Source extract:
* * *

Re: Add nested-function support in a language the based on a stack-machine

On 2018-02-13, Louis Krupp <lkrupp@nospam.pssw.com.invalid> wrote:
> On Mon, 12 Feb 2018 11:25:36 -0800 (PST), dror.openu@gmail.com wrote:
>
>>Suppose I have a simple C-like programming language: ...
>>Like you can see, it supports nested functions.
>
> gcc supports nested functions as an extension to C. Compiling this
> program with -O0 -fdump-tree-all and looking at the generated files
> might give you an idea of one way to do it:
>
> #include <stdio.h>
>
> int main(void)
> {
> int k1 = 1;
> int p1(void)
> {
> int k2 = 2;
> int p2(void)
> {
> int k3 = 3;
> int p3(void)
> {
> return k1 + k2 + k3;
> }
> return p3();
> }
> return p2();
> }
> int n;
>
> n = p1();
> printf("%d\n", n);
>
> return 0;
> }
>
> Apparently, gcc chains stack frames, and accessing uplevel variables,
> as when p3 uses k1 and k2, seems like it would take O(n) time, where n
> is the nesting level.
>
> The alternative, a display vector, seems like it would be easier to


The problem is that these functions can recurse, including mutually.
So that is to say, you can end up with a situation in which you have
a single activation of main with a single k1 variable, but multiple
activations of p2, with multiple k2's all being live at the
same time.


To complicate things, the multiple active p2 functions can be lifted
into function pointers, all of which are simultaneously valid.


Each of those p2 pointers could be called back by some external function.
Those calls have to establish an environment which resolves to the
correct k2, and at the same time to the one and only k1.


That doesn't rule out display vectors, but it seems like each function
activation has to have its own complete display vector.

* * *

(Part of a data file)
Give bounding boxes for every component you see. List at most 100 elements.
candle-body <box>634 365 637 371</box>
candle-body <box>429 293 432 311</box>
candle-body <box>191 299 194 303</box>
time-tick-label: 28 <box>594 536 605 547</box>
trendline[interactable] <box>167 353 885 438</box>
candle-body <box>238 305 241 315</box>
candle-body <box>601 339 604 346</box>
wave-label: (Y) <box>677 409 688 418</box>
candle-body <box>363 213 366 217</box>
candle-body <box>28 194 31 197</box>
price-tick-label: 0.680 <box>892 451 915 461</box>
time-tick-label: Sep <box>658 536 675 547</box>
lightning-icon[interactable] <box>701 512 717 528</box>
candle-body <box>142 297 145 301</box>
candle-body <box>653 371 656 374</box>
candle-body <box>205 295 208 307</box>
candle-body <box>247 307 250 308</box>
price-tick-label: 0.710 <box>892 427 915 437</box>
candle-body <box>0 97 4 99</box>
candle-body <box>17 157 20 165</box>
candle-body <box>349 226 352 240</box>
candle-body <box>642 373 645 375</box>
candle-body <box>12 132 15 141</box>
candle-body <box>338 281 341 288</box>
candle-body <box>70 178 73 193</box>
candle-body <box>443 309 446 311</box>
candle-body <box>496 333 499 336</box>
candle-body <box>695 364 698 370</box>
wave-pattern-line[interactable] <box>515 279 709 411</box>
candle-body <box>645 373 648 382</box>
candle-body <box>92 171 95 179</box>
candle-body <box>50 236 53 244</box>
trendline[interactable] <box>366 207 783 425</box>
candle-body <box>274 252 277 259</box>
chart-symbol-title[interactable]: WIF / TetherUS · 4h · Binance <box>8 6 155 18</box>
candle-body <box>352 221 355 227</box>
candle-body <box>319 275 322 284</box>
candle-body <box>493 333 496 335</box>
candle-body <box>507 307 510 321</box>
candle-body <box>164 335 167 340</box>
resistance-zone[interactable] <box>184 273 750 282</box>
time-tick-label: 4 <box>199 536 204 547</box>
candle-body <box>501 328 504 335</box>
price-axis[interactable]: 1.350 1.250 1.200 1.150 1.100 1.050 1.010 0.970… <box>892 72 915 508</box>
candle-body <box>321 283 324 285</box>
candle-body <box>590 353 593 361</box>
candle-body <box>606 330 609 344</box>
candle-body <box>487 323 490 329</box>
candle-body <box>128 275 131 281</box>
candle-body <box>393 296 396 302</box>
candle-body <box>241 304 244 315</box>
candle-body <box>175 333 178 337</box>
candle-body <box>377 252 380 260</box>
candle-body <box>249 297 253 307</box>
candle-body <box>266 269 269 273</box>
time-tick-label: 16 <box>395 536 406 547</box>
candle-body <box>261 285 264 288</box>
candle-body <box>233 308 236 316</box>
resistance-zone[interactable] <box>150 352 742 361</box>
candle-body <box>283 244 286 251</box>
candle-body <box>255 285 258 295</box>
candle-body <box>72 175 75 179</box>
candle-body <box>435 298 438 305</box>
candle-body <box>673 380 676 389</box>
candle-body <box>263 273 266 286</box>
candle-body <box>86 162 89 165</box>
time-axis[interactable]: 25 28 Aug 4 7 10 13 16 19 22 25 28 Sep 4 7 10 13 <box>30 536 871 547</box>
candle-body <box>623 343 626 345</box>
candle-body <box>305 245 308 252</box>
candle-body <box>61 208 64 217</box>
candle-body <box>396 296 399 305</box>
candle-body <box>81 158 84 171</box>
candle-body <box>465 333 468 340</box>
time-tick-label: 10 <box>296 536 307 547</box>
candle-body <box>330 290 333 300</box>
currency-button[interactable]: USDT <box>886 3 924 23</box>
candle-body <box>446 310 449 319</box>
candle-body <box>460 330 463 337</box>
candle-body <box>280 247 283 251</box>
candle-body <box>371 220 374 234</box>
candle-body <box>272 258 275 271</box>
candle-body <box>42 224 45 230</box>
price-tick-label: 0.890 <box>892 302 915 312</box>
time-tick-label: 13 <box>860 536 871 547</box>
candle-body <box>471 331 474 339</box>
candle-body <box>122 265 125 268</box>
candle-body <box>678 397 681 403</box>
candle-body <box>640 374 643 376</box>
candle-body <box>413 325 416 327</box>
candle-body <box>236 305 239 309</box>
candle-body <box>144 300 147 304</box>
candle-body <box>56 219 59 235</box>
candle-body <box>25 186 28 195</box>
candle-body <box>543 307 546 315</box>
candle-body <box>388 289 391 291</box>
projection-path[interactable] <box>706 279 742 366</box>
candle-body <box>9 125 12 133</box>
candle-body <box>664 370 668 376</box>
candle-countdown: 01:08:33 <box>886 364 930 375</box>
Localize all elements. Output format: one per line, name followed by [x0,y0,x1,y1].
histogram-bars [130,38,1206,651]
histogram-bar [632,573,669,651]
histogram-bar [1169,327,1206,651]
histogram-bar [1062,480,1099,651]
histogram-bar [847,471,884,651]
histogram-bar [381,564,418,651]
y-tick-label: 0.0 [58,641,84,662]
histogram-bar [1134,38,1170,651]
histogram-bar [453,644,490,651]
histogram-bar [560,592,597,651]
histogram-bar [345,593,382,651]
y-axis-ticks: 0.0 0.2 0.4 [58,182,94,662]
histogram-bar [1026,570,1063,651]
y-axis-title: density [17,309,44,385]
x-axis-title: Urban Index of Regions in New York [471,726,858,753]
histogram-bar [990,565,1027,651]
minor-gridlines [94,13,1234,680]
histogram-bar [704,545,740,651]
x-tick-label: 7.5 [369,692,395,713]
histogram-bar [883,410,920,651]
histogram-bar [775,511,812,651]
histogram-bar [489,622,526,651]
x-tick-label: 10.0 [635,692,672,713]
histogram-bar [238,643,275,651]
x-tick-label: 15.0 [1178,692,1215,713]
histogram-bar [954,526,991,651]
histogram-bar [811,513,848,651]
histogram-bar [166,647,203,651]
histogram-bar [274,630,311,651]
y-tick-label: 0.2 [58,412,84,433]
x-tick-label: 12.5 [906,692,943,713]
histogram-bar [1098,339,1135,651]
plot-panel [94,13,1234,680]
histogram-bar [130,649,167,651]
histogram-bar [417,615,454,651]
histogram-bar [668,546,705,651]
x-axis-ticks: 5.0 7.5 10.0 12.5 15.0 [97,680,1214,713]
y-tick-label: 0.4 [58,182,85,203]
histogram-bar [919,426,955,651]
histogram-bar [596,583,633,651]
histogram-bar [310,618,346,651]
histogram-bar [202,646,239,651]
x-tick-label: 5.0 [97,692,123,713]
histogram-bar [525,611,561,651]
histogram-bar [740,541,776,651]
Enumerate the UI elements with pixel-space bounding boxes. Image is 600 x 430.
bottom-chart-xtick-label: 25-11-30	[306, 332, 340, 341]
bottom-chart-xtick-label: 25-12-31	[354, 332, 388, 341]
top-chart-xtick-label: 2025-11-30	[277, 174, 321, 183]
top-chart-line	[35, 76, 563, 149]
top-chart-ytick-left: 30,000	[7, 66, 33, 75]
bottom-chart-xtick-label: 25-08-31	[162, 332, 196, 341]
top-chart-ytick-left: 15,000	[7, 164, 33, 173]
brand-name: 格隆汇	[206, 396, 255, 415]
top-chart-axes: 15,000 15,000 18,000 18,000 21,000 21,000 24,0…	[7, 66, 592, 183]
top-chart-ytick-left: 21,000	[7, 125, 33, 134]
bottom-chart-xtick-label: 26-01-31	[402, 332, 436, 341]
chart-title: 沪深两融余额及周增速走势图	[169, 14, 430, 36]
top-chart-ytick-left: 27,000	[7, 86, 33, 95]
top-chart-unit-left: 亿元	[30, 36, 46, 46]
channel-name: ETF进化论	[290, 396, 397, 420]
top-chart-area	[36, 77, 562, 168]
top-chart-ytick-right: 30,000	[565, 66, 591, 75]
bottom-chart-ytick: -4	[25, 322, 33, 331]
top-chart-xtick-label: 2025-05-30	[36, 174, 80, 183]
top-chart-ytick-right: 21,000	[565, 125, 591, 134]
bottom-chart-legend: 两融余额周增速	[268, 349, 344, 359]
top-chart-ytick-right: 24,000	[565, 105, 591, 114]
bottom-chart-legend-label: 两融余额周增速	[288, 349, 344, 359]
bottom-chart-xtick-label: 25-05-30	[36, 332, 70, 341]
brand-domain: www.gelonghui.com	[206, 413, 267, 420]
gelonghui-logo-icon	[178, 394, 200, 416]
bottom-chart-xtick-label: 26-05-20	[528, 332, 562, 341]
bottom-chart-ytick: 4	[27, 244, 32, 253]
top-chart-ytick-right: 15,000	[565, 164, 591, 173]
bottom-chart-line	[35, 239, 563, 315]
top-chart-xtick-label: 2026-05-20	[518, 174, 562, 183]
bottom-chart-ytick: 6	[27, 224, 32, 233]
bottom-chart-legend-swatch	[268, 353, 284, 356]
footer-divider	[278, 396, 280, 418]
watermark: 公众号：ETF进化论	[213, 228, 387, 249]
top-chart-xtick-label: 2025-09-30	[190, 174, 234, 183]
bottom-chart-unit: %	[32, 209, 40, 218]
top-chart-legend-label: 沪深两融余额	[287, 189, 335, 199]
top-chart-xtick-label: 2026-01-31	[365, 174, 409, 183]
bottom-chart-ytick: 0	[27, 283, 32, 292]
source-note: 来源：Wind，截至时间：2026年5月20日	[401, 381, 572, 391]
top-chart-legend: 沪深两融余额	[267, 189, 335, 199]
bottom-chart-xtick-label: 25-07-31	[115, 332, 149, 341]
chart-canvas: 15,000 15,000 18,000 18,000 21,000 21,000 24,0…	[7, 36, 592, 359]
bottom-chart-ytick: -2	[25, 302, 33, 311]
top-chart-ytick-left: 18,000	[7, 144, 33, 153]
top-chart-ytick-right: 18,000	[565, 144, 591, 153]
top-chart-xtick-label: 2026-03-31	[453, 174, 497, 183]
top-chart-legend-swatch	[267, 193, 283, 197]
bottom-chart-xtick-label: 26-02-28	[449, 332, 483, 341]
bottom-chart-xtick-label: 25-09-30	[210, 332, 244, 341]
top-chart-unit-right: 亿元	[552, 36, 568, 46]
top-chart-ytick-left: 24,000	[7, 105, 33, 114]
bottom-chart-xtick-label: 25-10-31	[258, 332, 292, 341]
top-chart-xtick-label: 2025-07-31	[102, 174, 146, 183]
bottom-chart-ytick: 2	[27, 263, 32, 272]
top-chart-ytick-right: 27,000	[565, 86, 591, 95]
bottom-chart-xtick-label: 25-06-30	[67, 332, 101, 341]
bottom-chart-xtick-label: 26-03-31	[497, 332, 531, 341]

* * *

Tasks and exercises:
- A) In the thread on nested-function support, why does the reply suggest that each function activation needs its own complete display vector?
- B) Retype the passage of the nested-functions thread from "The problem is" up to and including "and only k1.".

Task-by-task answers:
- A) The nested functions can recurse, even mutually, so several activations of p2, each with its own k2, can be live under one activation of main with its single k1. Those p2 activations can also become function pointers that are valid at the same time and called back by external code. Each call must then set up an environment that resolves to the correct k2 and to the one k1.

- B)
The problem is that these functions can recurse, including mutually.
So that is to say, you can end up with a situation in which you have
a single activation of main with a single k1 variable, but multiple
activations of p2, with multiple k2's all being live at the
same time.


To complicate things, the multiple active p2 functions can be lifted
into function pointers, all of which are simultaneously valid.


Each of those p2 pointers could be called back by some external function.
Those calls have to establish an environment which resolves to the
correct k2, and at the same time to the one and only k1.